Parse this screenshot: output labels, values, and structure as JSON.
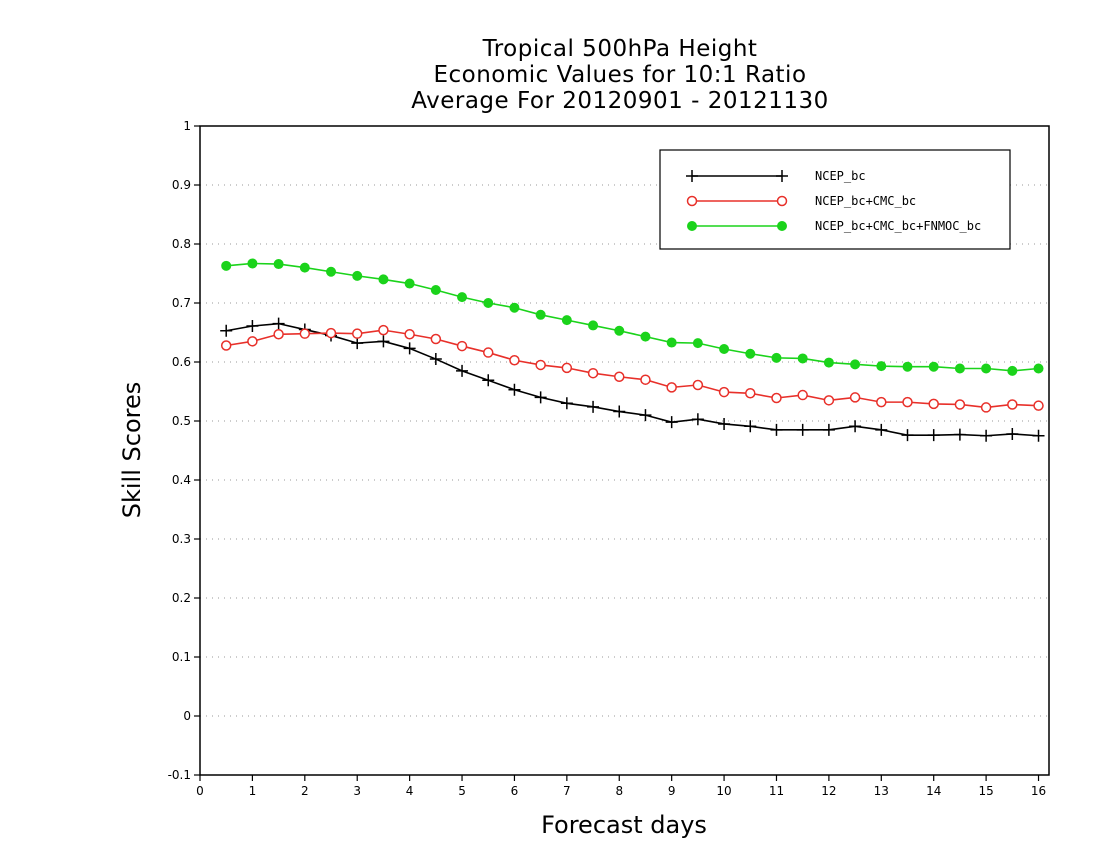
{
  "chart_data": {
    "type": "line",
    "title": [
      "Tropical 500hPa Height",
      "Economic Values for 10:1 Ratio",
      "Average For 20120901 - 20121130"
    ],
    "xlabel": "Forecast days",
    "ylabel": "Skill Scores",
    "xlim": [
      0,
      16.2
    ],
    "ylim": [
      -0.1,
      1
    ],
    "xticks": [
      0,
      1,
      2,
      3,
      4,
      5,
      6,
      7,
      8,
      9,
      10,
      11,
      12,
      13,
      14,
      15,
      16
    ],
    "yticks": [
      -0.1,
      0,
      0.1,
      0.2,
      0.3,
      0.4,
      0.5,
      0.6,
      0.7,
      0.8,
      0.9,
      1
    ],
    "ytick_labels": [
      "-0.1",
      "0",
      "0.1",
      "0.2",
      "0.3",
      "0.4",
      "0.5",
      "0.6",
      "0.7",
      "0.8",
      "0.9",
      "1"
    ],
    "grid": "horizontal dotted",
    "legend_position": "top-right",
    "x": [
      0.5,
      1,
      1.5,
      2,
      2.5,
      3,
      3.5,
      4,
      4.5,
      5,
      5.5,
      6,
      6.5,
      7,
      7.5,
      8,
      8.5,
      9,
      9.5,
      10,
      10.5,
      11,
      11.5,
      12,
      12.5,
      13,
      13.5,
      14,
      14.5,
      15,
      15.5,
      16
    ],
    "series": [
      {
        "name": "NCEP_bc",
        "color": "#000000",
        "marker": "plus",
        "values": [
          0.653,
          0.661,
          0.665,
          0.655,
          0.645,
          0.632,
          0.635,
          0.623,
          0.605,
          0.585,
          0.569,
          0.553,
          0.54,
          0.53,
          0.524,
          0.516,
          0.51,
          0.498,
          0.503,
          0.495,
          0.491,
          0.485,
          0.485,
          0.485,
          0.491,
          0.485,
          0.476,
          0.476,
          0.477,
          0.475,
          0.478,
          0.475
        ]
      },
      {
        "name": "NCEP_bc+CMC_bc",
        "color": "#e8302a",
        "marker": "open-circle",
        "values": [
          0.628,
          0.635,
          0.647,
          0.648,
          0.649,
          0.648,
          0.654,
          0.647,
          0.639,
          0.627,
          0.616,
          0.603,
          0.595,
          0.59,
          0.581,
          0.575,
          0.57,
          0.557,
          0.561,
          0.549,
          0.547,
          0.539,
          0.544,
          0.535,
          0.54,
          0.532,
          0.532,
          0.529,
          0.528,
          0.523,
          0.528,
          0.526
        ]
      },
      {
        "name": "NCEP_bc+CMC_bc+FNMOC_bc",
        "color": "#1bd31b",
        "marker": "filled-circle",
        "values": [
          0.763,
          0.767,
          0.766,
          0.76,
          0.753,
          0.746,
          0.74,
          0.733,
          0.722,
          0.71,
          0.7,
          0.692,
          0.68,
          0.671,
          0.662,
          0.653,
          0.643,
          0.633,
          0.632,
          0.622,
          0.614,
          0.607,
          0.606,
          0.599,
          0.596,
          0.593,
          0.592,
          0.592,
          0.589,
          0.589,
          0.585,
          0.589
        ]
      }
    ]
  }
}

※ ※ ※

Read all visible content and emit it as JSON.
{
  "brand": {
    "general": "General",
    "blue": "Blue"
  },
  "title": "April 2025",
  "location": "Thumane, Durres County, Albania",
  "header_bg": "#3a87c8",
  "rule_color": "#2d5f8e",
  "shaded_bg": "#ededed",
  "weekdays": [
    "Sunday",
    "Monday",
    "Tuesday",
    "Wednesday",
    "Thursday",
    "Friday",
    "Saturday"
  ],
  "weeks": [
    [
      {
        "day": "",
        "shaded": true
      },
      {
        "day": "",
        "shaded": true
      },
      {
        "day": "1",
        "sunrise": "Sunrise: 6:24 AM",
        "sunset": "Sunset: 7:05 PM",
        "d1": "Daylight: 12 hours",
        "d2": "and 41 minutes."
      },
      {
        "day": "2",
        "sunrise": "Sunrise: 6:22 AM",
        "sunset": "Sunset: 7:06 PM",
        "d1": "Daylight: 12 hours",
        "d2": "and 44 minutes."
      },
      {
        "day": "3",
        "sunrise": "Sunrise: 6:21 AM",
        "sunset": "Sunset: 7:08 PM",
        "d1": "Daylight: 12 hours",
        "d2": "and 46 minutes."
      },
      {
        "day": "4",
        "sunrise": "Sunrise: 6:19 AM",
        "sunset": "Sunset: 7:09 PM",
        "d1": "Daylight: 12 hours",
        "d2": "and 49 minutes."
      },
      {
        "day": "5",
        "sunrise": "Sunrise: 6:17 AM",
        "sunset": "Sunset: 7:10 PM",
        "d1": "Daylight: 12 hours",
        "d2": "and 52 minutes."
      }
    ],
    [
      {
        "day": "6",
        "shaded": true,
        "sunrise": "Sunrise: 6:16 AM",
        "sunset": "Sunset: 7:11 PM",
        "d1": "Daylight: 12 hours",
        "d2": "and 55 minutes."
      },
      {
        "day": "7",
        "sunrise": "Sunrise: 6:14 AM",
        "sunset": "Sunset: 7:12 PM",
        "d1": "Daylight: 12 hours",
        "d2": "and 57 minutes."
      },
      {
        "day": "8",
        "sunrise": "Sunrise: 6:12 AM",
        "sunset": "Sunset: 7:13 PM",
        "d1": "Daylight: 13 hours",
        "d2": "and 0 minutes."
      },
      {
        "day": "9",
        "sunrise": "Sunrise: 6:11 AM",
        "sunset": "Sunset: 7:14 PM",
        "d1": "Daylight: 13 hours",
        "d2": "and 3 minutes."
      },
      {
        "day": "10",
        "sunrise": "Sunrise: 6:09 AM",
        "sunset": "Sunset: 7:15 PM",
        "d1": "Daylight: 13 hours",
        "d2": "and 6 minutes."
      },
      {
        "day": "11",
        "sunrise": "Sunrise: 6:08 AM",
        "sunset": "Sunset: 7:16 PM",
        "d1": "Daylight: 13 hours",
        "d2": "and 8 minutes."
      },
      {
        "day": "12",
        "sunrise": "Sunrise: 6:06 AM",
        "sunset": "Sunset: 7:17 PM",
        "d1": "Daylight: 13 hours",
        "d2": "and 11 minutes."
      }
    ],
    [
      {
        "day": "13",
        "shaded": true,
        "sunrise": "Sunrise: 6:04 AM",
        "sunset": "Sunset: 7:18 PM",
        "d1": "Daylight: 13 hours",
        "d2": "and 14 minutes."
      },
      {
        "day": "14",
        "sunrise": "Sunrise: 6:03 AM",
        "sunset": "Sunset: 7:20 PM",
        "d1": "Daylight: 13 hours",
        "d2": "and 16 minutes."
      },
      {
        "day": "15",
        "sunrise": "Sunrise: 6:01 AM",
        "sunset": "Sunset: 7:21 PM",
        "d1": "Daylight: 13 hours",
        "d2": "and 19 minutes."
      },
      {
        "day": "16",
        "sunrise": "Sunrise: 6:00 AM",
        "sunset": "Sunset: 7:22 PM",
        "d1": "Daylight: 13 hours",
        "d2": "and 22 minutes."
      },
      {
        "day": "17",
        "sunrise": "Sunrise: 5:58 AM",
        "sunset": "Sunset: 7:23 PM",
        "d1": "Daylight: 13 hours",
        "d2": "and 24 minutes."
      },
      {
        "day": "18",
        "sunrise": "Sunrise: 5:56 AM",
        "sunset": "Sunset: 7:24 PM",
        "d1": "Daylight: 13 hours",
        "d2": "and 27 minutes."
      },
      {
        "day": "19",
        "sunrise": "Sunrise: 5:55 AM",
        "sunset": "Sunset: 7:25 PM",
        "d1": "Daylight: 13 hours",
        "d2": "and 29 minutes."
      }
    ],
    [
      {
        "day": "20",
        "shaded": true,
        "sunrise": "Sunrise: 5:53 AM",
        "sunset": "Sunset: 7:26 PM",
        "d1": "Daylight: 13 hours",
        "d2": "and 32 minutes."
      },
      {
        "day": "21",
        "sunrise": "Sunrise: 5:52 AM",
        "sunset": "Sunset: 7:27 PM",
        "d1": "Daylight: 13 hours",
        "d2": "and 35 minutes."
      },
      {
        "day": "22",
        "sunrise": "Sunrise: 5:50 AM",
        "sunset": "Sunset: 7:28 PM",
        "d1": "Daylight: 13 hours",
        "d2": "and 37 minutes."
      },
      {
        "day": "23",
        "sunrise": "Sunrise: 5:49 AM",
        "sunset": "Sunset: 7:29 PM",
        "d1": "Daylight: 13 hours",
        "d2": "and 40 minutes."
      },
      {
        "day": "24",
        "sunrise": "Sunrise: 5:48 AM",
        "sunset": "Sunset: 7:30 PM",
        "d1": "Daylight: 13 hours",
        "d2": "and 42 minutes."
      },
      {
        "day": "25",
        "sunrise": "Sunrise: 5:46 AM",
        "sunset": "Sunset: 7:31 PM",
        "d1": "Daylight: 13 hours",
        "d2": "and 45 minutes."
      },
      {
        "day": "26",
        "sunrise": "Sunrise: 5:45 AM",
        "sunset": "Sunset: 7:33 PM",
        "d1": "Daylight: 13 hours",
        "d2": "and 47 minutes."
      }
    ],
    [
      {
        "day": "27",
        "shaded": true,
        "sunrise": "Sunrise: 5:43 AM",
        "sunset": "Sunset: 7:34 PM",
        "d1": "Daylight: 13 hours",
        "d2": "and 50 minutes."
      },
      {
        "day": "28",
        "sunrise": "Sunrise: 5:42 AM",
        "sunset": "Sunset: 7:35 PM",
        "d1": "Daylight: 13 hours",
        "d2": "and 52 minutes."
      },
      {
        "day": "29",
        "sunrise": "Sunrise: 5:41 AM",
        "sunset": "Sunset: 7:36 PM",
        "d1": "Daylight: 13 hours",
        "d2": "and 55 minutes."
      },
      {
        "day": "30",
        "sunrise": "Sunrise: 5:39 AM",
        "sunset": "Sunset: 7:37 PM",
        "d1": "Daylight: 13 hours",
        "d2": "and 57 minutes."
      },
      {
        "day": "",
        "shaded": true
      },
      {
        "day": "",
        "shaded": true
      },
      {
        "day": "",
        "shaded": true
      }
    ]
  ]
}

※ ※ ※

Pick out lines containing the word "name", each one as written.

        "name": "NCEP_bc",
        "name": "NCEP_bc+CMC_bc",
        "name": "NCEP_bc+CMC_bc+FNMOC_bc",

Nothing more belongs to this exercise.